→ Task objective: All of the records listed below should be retyped exactly.

Stored data

--- START ---

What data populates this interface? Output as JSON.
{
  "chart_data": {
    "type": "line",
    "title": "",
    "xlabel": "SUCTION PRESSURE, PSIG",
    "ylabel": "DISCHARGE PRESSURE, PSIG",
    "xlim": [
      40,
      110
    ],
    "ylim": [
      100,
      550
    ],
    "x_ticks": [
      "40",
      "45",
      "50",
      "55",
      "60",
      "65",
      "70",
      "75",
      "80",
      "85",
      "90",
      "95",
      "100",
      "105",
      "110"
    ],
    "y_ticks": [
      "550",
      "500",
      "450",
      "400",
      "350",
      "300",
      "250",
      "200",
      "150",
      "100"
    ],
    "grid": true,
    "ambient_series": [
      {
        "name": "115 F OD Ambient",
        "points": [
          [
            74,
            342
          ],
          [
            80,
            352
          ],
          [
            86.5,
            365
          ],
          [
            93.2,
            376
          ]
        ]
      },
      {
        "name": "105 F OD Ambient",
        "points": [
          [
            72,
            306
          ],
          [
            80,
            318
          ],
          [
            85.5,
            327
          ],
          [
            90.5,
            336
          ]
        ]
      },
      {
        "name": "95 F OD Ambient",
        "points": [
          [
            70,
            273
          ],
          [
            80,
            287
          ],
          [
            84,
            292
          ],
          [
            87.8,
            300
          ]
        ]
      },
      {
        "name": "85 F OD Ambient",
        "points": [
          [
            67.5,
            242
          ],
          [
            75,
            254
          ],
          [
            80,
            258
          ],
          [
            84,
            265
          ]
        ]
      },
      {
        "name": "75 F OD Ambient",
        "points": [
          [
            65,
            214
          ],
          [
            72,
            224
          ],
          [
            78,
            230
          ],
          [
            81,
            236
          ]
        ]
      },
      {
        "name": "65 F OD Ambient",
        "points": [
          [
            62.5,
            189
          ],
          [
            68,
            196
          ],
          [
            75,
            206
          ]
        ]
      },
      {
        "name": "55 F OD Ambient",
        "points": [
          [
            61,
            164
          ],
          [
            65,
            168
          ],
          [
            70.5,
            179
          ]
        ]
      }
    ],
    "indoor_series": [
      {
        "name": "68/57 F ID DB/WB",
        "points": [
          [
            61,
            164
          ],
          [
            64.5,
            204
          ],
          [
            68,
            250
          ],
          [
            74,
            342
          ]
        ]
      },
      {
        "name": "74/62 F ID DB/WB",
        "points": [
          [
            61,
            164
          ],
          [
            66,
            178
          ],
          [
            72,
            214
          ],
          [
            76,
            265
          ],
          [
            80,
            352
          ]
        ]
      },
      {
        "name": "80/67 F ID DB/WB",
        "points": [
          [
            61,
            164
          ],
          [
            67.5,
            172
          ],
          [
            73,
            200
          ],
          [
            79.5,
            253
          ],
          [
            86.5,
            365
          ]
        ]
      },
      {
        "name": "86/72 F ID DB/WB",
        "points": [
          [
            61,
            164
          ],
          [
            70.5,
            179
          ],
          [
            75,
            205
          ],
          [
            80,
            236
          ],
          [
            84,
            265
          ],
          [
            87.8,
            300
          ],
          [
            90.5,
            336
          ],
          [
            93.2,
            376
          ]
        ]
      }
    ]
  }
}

--- END ---

→ Response:
What data populates this interface? Output as JSON.
{
  "chart_data": {
    "type": "line",
    "title": "",
    "xlabel": "SUCTION PRESSURE, PSIG",
    "ylabel": "DISCHARGE PRESSURE, PSIG",
    "xlim": [
      40,
      110
    ],
    "ylim": [
      100,
      550
    ],
    "x_ticks": [
      "40",
      "45",
      "50",
      "55",
      "60",
      "65",
      "70",
      "75",
      "80",
      "85",
      "90",
      "95",
      "100",
      "105",
      "110"
    ],
    "y_ticks": [
      "550",
      "500",
      "450",
      "400",
      "350",
      "300",
      "250",
      "200",
      "150",
      "100"
    ],
    "grid": true,
    "ambient_series": [
      {
        "name": "115 F OD Ambient",
        "points": [
          [
            74,
            342
          ],
          [
            80,
            352
          ],
          [
            86.5,
            365
          ],
          [
            93.2,
            376
          ]
        ]
      },
      {
        "name": "105 F OD Ambient",
        "points": [
          [
            72,
            306
          ],
          [
            80,
            318
          ],
          [
            85.5,
            327
          ],
          [
            90.5,
            336
          ]
        ]
      },
      {
        "name": "95 F OD Ambient",
        "points": [
          [
            70,
            273
          ],
          [
            80,
            287
          ],
          [
            84,
            292
          ],
          [
            87.8,
            300
          ]
        ]
      },
      {
        "name": "85 F OD Ambient",
        "points": [
          [
            67.5,
            242
          ],
          [
            75,
            254
          ],
          [
            80,
            258
          ],
          [
            84,
            265
          ]
        ]
      },
      {
        "name": "75 F OD Ambient",
        "points": [
          [
            65,
            214
          ],
          [
            72,
            224
          ],
          [
            78,
            230
          ],
          [
            81,
            236
          ]
        ]
      },
      {
        "name": "65 F OD Ambient",
        "points": [
          [
            62.5,
            189
          ],
          [
            68,
            196
          ],
          [
            75,
            206
          ]
        ]
      },
      {
        "name": "55 F OD Ambient",
        "points": [
          [
            61,
            164
          ],
          [
            65,
            168
          ],
          [
            70.5,
            179
          ]
        ]
      }
    ],
    "indoor_series": [
      {
        "name": "68/57 F ID DB/WB",
        "points": [
          [
            61,
            164
          ],
          [
            64.5,
            204
          ],
          [
            68,
            250
          ],
          [
            74,
            342
          ]
        ]
      },
      {
        "name": "74/62 F ID DB/WB",
        "points": [
          [
            61,
            164
          ],
          [
            66,
            178
          ],
          [
            72,
            214
          ],
          [
            76,
            265
          ],
          [
            80,
            352
          ]
        ]
      },
      {
        "name": "80/67 F ID DB/WB",
        "points": [
          [
            61,
            164
          ],
          [
            67.5,
            172
          ],
          [
            73,
            200
          ],
          [
            79.5,
            253
          ],
          [
            86.5,
            365
          ]
        ]
      },
      {
        "name": "86/72 F ID DB/WB",
        "points": [
          [
            61,
            164
          ],
          [
            70.5,
            179
          ],
          [
            75,
            205
          ],
          [
            80,
            236
          ],
          [
            84,
            265
          ],
          [
            87.8,
            300
          ],
          [
            90.5,
            336
          ],
          [
            93.2,
            376
          ]
        ]
      }
    ]
  }
}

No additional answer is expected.